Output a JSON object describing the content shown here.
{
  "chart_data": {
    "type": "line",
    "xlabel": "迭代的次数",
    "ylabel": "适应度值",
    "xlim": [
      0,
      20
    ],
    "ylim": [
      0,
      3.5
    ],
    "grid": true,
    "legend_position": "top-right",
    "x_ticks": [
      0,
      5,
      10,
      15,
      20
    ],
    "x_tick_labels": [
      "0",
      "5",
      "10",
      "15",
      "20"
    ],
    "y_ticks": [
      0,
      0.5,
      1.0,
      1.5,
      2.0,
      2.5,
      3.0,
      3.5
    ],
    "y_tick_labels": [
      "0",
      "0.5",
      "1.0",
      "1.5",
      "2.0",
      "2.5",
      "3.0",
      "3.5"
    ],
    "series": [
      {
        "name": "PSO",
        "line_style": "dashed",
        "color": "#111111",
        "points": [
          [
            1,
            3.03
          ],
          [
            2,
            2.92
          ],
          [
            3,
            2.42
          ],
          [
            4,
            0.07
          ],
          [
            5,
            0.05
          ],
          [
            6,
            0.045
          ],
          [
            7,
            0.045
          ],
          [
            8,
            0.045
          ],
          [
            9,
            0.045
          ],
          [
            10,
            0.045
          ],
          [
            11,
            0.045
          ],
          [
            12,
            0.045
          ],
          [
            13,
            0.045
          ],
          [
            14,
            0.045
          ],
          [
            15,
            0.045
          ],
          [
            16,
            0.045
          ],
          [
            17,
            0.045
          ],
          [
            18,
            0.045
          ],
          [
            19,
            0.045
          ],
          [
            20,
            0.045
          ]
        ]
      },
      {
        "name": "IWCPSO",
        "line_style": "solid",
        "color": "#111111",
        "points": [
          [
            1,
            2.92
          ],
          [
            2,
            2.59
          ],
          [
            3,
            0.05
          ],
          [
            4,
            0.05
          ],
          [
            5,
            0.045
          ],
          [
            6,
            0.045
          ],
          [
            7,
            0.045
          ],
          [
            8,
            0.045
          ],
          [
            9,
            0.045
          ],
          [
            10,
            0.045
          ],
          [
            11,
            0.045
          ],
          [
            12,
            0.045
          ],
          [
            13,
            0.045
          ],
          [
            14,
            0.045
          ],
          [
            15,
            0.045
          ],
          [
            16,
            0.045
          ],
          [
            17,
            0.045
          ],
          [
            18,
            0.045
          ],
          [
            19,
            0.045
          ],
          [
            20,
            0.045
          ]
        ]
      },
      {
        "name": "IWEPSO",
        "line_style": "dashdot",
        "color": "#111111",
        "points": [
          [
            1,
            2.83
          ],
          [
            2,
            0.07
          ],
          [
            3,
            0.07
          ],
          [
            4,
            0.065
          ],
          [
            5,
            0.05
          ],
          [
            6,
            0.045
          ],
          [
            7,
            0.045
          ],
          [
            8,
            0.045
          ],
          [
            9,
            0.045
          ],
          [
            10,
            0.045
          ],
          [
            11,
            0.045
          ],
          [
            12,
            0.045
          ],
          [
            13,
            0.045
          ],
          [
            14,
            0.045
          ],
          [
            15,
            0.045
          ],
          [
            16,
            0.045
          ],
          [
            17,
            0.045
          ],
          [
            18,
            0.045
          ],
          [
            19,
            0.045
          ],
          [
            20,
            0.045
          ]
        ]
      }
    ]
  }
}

■ **Task**:
Write out every entry word for word.

■ **Worked solution**:
Output a JSON object describing the content shown here.
{
  "chart_data": {
    "type": "line",
    "xlabel": "迭代的次数",
    "ylabel": "适应度值",
    "xlim": [
      0,
      20
    ],
    "ylim": [
      0,
      3.5
    ],
    "grid": true,
    "legend_position": "top-right",
    "x_ticks": [
      0,
      5,
      10,
      15,
      20
    ],
    "x_tick_labels": [
      "0",
      "5",
      "10",
      "15",
      "20"
    ],
    "y_ticks": [
      0,
      0.5,
      1.0,
      1.5,
      2.0,
      2.5,
      3.0,
      3.5
    ],
    "y_tick_labels": [
      "0",
      "0.5",
      "1.0",
      "1.5",
      "2.0",
      "2.5",
      "3.0",
      "3.5"
    ],
    "series": [
      {
        "name": "PSO",
        "line_style": "dashed",
        "color": "#111111",
        "points": [
          [
            1,
            3.03
          ],
          [
            2,
            2.92
          ],
          [
            3,
            2.42
          ],
          [
            4,
            0.07
          ],
          [
            5,
            0.05
          ],
          [
            6,
            0.045
          ],
          [
            7,
            0.045
          ],
          [
            8,
            0.045
          ],
          [
            9,
            0.045
          ],
          [
            10,
            0.045
          ],
          [
            11,
            0.045
          ],
          [
            12,
            0.045
          ],
          [
            13,
            0.045
          ],
          [
            14,
            0.045
          ],
          [
            15,
            0.045
          ],
          [
            16,
            0.045
          ],
          [
            17,
            0.045
          ],
          [
            18,
            0.045
          ],
          [
            19,
            0.045
          ],
          [
            20,
            0.045
          ]
        ]
      },
      {
        "name": "IWCPSO",
        "line_style": "solid",
        "color": "#111111",
        "points": [
          [
            1,
            2.92
          ],
          [
            2,
            2.59
          ],
          [
            3,
            0.05
          ],
          [
            4,
            0.05
          ],
          [
            5,
            0.045
          ],
          [
            6,
            0.045
          ],
          [
            7,
            0.045
          ],
          [
            8,
            0.045
          ],
          [
            9,
            0.045
          ],
          [
            10,
            0.045
          ],
          [
            11,
            0.045
          ],
          [
            12,
            0.045
          ],
          [
            13,
            0.045
          ],
          [
            14,
            0.045
          ],
          [
            15,
            0.045
          ],
          [
            16,
            0.045
          ],
          [
            17,
            0.045
          ],
          [
            18,
            0.045
          ],
          [
            19,
            0.045
          ],
          [
            20,
            0.045
          ]
        ]
      },
      {
        "name": "IWEPSO",
        "line_style": "dashdot",
        "color": "#111111",
        "points": [
          [
            1,
            2.83
          ],
          [
            2,
            0.07
          ],
          [
            3,
            0.07
          ],
          [
            4,
            0.065
          ],
          [
            5,
            0.05
          ],
          [
            6,
            0.045
          ],
          [
            7,
            0.045
          ],
          [
            8,
            0.045
          ],
          [
            9,
            0.045
          ],
          [
            10,
            0.045
          ],
          [
            11,
            0.045
          ],
          [
            12,
            0.045
          ],
          [
            13,
            0.045
          ],
          [
            14,
            0.045
          ],
          [
            15,
            0.045
          ],
          [
            16,
            0.045
          ],
          [
            17,
            0.045
          ],
          [
            18,
            0.045
          ],
          [
            19,
            0.045
          ],
          [
            20,
            0.045
          ]
        ]
      }
    ]
  }
}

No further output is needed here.